● **GIVEN TASK**: Extract every line that contains the word "Ozone".

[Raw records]
----
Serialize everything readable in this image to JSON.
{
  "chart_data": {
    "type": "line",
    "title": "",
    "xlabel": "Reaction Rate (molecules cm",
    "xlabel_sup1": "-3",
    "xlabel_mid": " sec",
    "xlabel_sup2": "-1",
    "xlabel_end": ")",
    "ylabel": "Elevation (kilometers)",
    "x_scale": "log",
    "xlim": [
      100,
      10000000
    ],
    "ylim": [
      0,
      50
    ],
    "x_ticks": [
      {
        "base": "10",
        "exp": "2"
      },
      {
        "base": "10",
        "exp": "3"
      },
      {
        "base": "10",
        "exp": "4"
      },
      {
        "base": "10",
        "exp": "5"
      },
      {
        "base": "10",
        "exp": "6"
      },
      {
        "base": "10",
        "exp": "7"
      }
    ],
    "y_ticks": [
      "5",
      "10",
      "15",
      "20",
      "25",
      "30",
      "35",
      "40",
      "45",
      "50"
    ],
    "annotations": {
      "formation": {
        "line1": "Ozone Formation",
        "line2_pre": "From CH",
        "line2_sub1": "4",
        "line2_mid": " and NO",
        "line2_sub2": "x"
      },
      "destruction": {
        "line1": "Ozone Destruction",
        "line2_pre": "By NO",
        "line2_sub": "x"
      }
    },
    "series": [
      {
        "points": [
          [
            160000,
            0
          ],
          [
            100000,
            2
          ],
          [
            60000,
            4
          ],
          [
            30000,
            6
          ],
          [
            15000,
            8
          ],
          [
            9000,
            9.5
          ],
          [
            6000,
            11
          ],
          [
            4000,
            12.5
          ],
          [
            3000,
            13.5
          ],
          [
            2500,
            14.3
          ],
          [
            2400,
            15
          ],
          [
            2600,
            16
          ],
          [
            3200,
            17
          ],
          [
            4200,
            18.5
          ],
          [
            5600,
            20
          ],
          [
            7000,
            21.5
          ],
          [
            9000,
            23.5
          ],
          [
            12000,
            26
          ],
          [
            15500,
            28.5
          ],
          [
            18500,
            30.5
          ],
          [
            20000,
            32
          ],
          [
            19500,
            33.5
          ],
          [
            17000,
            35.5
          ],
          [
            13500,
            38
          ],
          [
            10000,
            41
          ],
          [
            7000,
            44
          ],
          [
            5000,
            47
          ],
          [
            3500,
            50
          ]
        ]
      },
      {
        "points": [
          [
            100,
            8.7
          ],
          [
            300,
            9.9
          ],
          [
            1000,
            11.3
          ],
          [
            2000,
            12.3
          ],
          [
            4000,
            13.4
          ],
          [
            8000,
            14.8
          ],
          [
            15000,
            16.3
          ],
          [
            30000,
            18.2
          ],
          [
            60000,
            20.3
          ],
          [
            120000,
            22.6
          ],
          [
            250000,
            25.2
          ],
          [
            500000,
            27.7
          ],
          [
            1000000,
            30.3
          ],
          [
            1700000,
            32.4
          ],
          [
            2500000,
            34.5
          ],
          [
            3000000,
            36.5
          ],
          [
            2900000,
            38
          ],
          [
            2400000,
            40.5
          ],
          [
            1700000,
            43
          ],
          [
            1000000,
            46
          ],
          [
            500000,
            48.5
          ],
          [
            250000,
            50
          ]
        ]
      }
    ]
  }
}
----
● **SOLUTION**:
        "line1": "Ozone Formation",
        "line1": "Ozone Destruction",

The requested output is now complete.